Repeat every line below exactly as it reads.

========

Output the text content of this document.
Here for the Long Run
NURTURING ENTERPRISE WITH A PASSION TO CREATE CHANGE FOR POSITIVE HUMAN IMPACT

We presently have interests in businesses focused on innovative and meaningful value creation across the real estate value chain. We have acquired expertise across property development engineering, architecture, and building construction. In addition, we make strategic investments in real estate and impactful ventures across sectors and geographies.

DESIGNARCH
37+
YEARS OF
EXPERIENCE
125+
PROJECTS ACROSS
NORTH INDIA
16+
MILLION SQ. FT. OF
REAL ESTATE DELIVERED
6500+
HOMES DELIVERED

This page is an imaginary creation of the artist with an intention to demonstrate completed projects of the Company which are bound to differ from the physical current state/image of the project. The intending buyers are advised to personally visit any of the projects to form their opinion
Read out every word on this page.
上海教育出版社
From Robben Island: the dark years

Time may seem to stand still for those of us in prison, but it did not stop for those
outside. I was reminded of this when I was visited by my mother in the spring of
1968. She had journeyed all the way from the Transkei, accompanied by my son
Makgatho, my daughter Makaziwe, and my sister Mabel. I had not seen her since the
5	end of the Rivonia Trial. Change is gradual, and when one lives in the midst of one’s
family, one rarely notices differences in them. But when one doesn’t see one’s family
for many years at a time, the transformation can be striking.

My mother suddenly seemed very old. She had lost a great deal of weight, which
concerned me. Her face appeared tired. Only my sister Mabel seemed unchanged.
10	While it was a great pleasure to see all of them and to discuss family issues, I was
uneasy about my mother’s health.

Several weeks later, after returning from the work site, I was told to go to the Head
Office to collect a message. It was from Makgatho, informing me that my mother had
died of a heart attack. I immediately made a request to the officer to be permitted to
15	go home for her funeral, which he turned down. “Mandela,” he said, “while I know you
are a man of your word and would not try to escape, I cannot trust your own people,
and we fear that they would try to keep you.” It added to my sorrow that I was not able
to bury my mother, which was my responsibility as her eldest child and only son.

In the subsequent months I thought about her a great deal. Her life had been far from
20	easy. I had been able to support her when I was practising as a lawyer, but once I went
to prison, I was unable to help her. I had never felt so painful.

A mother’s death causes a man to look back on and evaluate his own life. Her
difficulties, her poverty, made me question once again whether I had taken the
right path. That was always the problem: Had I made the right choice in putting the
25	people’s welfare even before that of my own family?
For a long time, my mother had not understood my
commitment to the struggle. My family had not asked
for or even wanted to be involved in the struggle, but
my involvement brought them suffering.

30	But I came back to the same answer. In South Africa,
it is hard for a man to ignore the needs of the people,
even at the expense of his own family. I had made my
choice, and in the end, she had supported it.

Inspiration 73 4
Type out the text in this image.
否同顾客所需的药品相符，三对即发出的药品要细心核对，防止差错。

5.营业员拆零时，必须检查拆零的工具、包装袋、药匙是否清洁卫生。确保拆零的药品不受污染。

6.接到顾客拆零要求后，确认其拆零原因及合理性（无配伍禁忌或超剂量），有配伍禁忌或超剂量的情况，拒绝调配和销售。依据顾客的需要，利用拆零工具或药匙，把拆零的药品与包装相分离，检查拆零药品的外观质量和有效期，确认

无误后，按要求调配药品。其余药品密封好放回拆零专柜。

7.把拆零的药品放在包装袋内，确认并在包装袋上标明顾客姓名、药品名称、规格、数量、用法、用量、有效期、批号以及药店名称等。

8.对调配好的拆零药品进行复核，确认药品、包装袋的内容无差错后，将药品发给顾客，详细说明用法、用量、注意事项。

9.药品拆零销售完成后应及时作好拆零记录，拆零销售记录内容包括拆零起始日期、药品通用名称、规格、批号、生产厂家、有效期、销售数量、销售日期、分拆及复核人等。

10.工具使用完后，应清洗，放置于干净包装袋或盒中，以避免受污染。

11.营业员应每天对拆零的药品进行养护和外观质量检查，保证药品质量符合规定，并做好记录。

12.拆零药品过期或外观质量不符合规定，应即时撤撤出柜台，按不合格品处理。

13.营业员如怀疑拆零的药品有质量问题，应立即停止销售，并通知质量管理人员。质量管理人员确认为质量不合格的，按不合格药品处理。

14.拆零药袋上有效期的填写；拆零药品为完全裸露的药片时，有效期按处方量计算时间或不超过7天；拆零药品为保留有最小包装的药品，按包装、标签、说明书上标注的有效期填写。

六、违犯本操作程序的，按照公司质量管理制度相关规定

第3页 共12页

========

#### Solution to the problem
Output the text content of this document.
Here for the Long Run
NURTURING ENTERPRISE WITH A PASSION TO CREATE CHANGE FOR POSITIVE HUMAN IMPACT

We presently have interests in businesses focused on innovative and meaningful value creation across the real estate value chain. We have acquired expertise across property development engineering, architecture, and building construction. In addition, we make strategic investments in real estate and impactful ventures across sectors and geographies.

DESIGNARCH
37+
YEARS OF
EXPERIENCE
125+
PROJECTS ACROSS
NORTH INDIA
16+
MILLION SQ. FT. OF
REAL ESTATE DELIVERED
6500+
HOMES DELIVERED

This page is an imaginary creation of the artist with an intention to demonstrate completed projects of the Company which are bound to differ from the physical current state/image of the project. The intending buyers are advised to personally visit any of the projects to form their opinion
Read out every word on this page.
上海教育出版社
From Robben Island: the dark years

Time may seem to stand still for those of us in prison, but it did not stop for those
outside. I was reminded of this when I was visited by my mother in the spring of
1968. She had journeyed all the way from the Transkei, accompanied by my son
Makgatho, my daughter Makaziwe, and my sister Mabel. I had not seen her since the
5	end of the Rivonia Trial. Change is gradual, and when one lives in the midst of one’s
family, one rarely notices differences in them. But when one doesn’t see one’s family
for many years at a time, the transformation can be striking.

My mother suddenly seemed very old. She had lost a great deal of weight, which
concerned me. Her face appeared tired. Only my sister Mabel seemed unchanged.
10	While it was a great pleasure to see all of them and to discuss family issues, I was
uneasy about my mother’s health.

Several weeks later, after returning from the work site, I was told to go to the Head
Office to collect a message. It was from Makgatho, informing me that my mother had
died of a heart attack. I immediately made a request to the officer to be permitted to
15	go home for her funeral, which he turned down. “Mandela,” he said, “while I know you
are a man of your word and would not try to escape, I cannot trust your own people,
and we fear that they would try to keep you.” It added to my sorrow that I was not able
to bury my mother, which was my responsibility as her eldest child and only son.

In the subsequent months I thought about her a great deal. Her life had been far from
20	easy. I had been able to support her when I was practising as a lawyer, but once I went
to prison, I was unable to help her. I had never felt so painful.

A mother’s death causes a man to look back on and evaluate his own life. Her
difficulties, her poverty, made me question once again whether I had taken the
right path. That was always the problem: Had I made the right choice in putting the
25	people’s welfare even before that of my own family?
For a long time, my mother had not understood my
commitment to the struggle. My family had not asked
for or even wanted to be involved in the struggle, but
my involvement brought them suffering.

30	But I came back to the same answer. In South Africa,
it is hard for a man to ignore the needs of the people,
even at the expense of his own family. I had made my
choice, and in the end, she had supported it.

Inspiration 73 4
Type out the text in this image.
否同顾客所需的药品相符，三对即发出的药品要细心核对，防止差错。

5.营业员拆零时，必须检查拆零的工具、包装袋、药匙是否清洁卫生。确保拆零的药品不受污染。

6.接到顾客拆零要求后，确认其拆零原因及合理性（无配伍禁忌或超剂量），有配伍禁忌或超剂量的情况，拒绝调配和销售。依据顾客的需要，利用拆零工具或药匙，把拆零的药品与包装相分离，检查拆零药品的外观质量和有效期，确认

无误后，按要求调配药品。其余药品密封好放回拆零专柜。

7.把拆零的药品放在包装袋内，确认并在包装袋上标明顾客姓名、药品名称、规格、数量、用法、用量、有效期、批号以及药店名称等。

8.对调配好的拆零药品进行复核，确认药品、包装袋的内容无差错后，将药品发给顾客，详细说明用法、用量、注意事项。

9.药品拆零销售完成后应及时作好拆零记录，拆零销售记录内容包括拆零起始日期、药品通用名称、规格、批号、生产厂家、有效期、销售数量、销售日期、分拆及复核人等。

10.工具使用完后，应清洗，放置于干净包装袋或盒中，以避免受污染。

11.营业员应每天对拆零的药品进行养护和外观质量检查，保证药品质量符合规定，并做好记录。

12.拆零药品过期或外观质量不符合规定，应即时撤撤出柜台，按不合格品处理。

13.营业员如怀疑拆零的药品有质量问题，应立即停止销售，并通知质量管理人员。质量管理人员确认为质量不合格的，按不合格药品处理。

14.拆零药袋上有效期的填写；拆零药品为完全裸露的药片时，有效期按处方量计算时间或不超过7天；拆零药品为保留有最小包装的药品，按包装、标签、说明书上标注的有效期填写。

六、违犯本操作程序的，按照公司质量管理制度相关规定

第3页 共12页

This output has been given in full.